** SELECTED PASSAGE **
:::

Friday, April 23, 2010

The Original Series, Season 2: I, Mudd

The Original Series, Season Two
"I, Mudd"
Airdate: November 3, 1967
42 of 80 produced
37 of 80 aired
Click here to watch on


The Enterprise is hijacked by an android and forced to travel to a distant, uncharted world. There, they find thousands of androids led by a familiar, mustachioed face: that of Harry Mudd. He plans to leave the crew of the Enterprise marooned on this world and take an Enterprise crewed by androids out into the galaxy.

"So let's see... that means it will be 500 days before I have to clean one out!"


Kevin: This episode has the virtue of being both a well-executed comedy and a pretty strong science fiction backbone, almost too many science fiction concepts at once. We have androids, and the question of human consciousness in artificial containers. We have technology running amok and taking over and unintended consequences. We have the question of how much conflict and strife humans may actually need to thrive. We even have a fairly good discussion of the nature of thought and creativity.

Matthew: I was disappointed by the unceremonious dropping of the immortality concept, yet again. I also felt that the setup was pretty much ripped straight from the pages of "What Are Little Girls Made Of?" I think this might be an indication that things are changing slightly in Season Two. It's not to a terrible point yet, but we're seeing some recycling.

Kevin: I enjoy that all the secondary characters got to play in this episode, Uhura even getting to be the early lynchpin of a plan. It's always nice when the ensemble gets to be an ensemble.

Matthew: Dialogue is definitely the strong point, and the comedy, especially in the final dig at Harry Mudd. The writers clearly know what they have to work with, because they write scenes specifically keyed to the chemistry between Mudd/Kirk, as well as the rest of the cast each getting their own comic bit. So for as much conceptually as I think this episode punts, it nails the execution of characters.

Kevin: The problems I think that keep this episode from being spectacular is that none of these concepts gets explored too deeply and the solution is terribly pat and a retread of the "Kirk defeats computer with logical conundrum." Aside from that, the team of Stellas harassing Mudd for all eternity was a pretty satisfying scene, as was the required banter between Spock and McCoy at the end about Spock having to return to his illogical colleagues.

Matthew: I do appreciate yet another philosophy reference, the "liar's paradox." I am told there is a solution, but it involves a lot of big words and symbolic logic. So I'll not try it here.


Kevin: I will say the comedy in this episode is very strong, but that may owe more to the acting than the writing per se. Roger C. Carmel turns in another great performance as Harry Mudd. It was also fun watching everyone be tempted by the pleasures of this world. Uhura particularly did a good job of allowing herself a moment to be dazzled.  I gotta say, sign me up. A staff of pliant customizable hot people who do whatever I want and I can still have tons of projects to work on to keep me from going senile. Plus, the whole immortal thing. What is not to love? Really.

:::

** SOURCE MATERIAL **
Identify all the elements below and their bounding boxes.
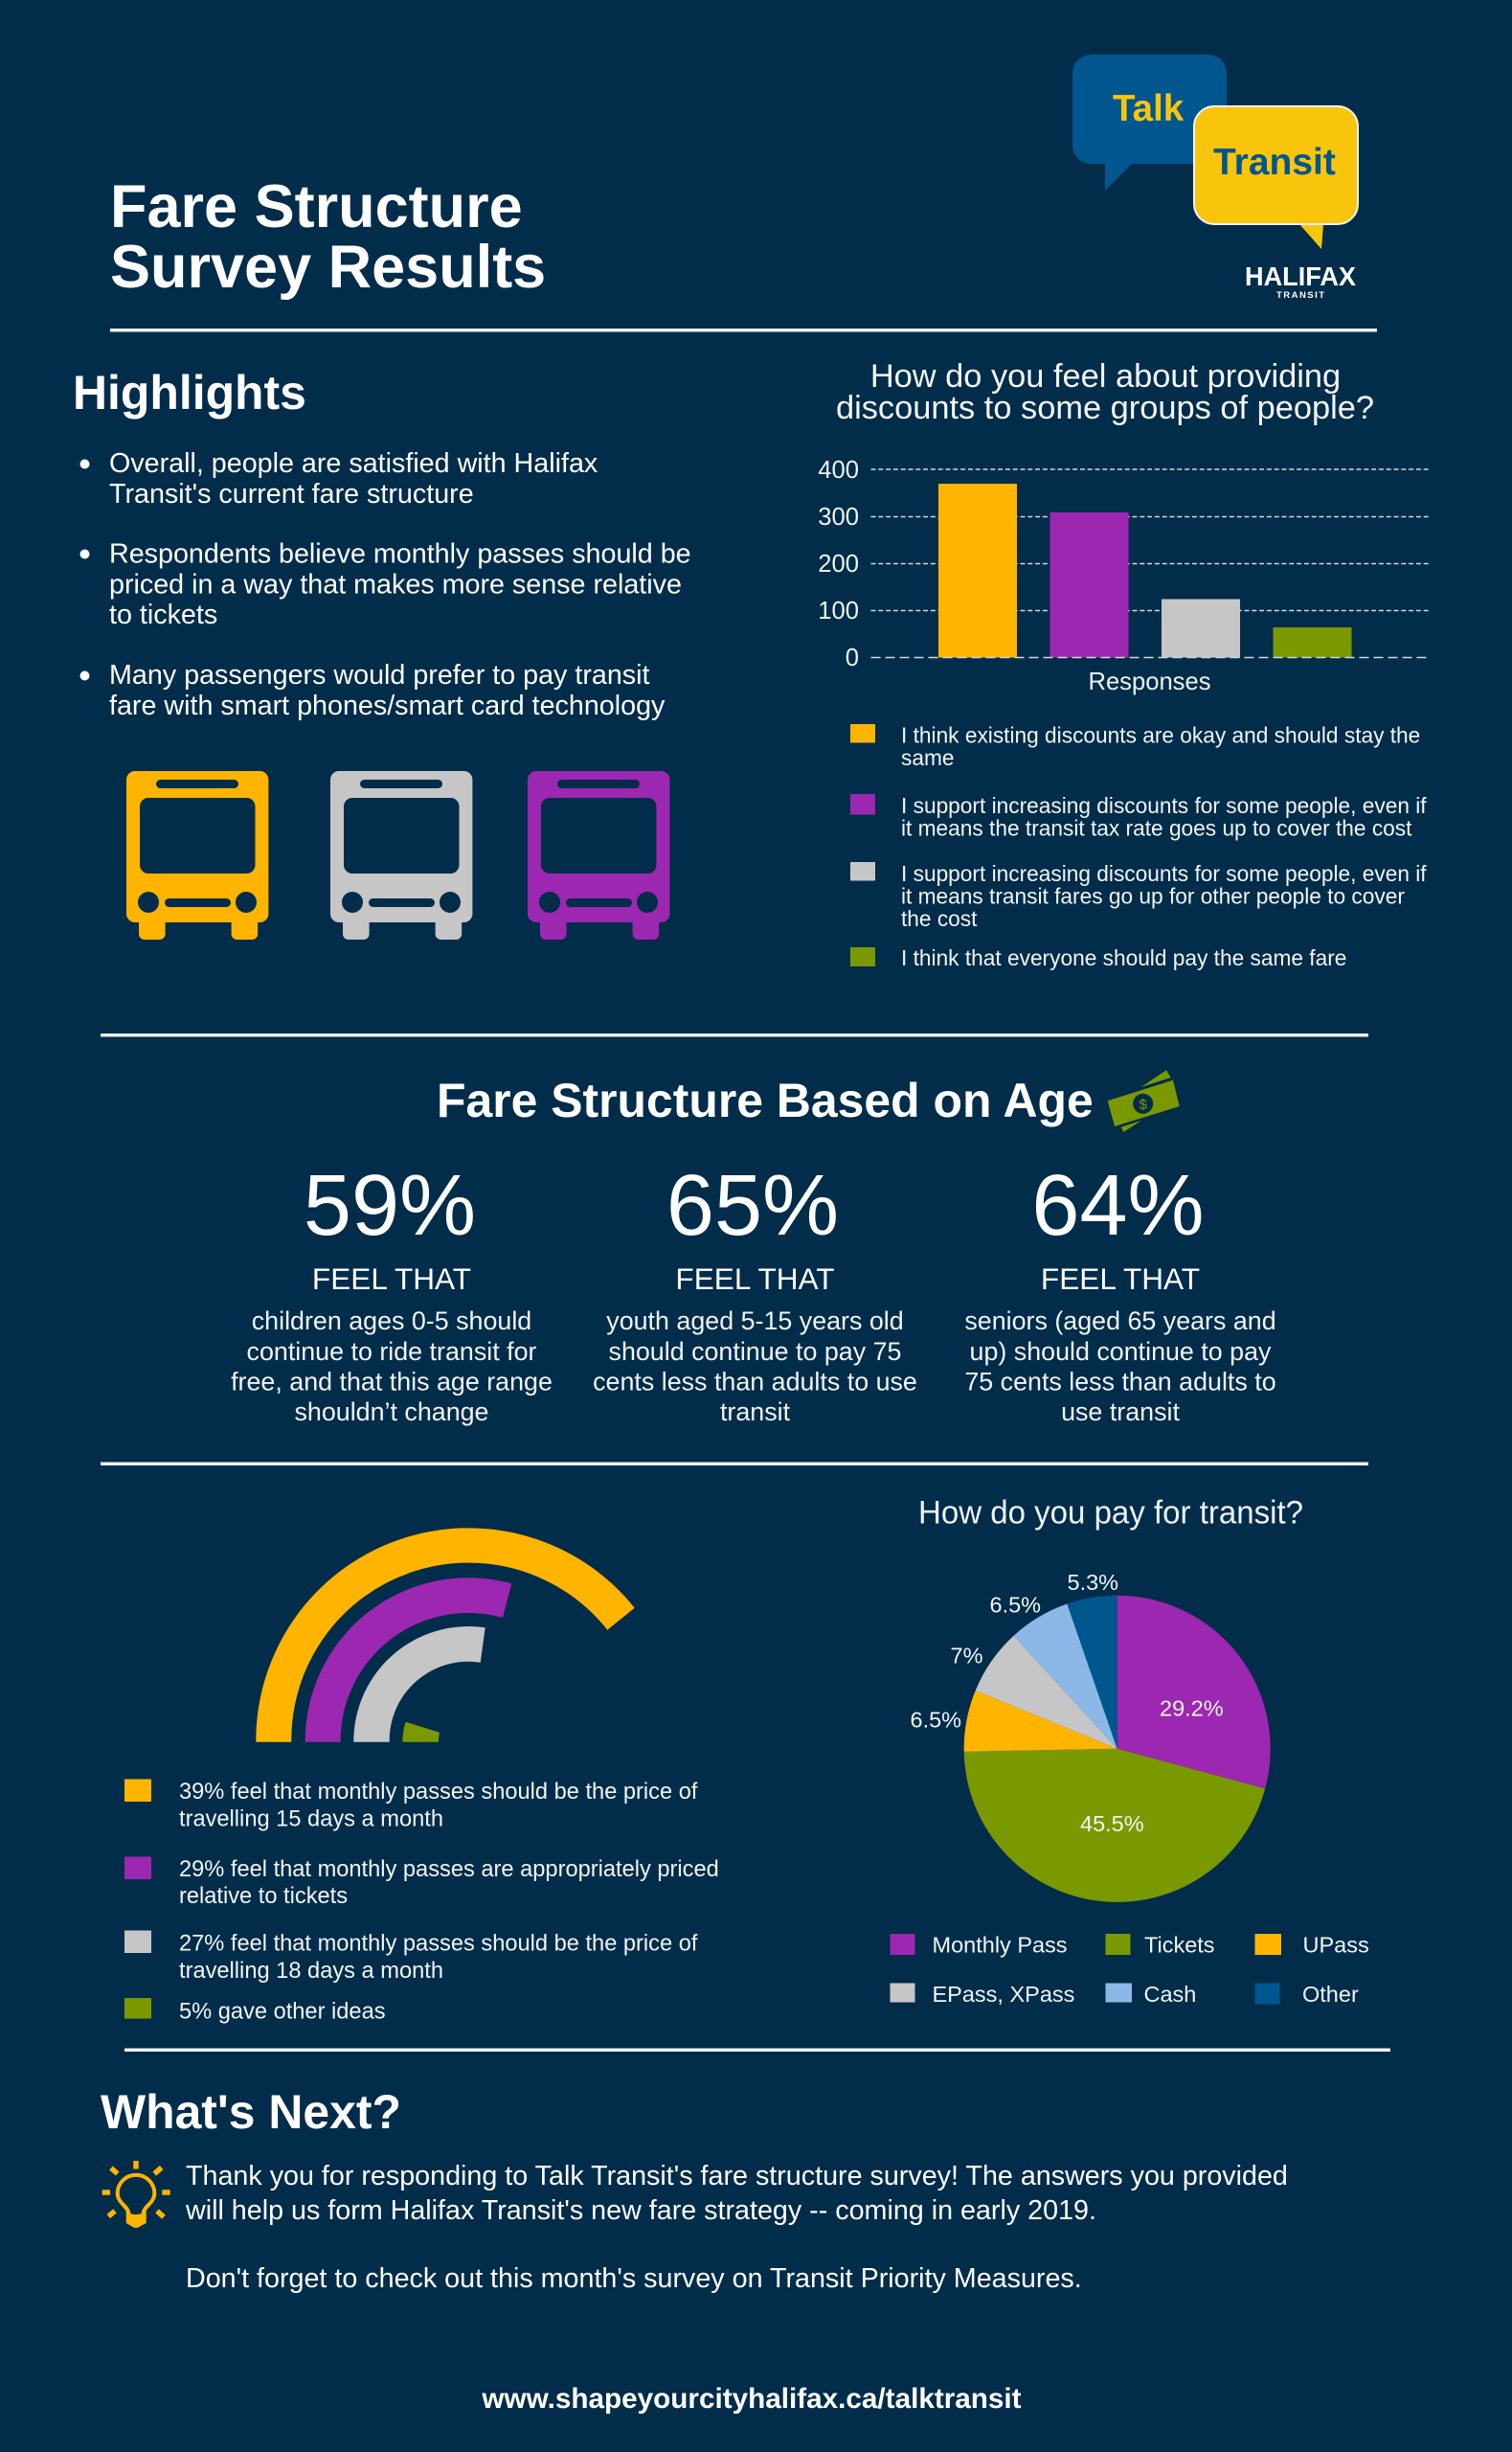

:::

** PROBLEMS **
a) From the review of "I, Mudd," reproduce word for word the passage that starts with "Kevin: The problems I" and runs through "try it here.".
b) In the review of "I, Mudd," which actor is credited with playing Harry Mudd?

** SOLUTIONS TO THE EXERCISE **
a)
Kevin: The problems I think that keep this episode from being spectacular is that none of these concepts gets explored too deeply and the solution is terribly pat and a retread of the "Kirk defeats computer with logical conundrum." Aside from that, the team of Stellas harassing Mudd for all eternity was a pretty satisfying scene, as was the required banter between Spock and McCoy at the end about Spock having to return to his illogical colleagues.

Matthew: I do appreciate yet another philosophy reference, the "liar's paradox." I am told there is a solution, but it involves a lot of big words and symbolic logic. So I'll not try it here.

b) Roger C. Carmel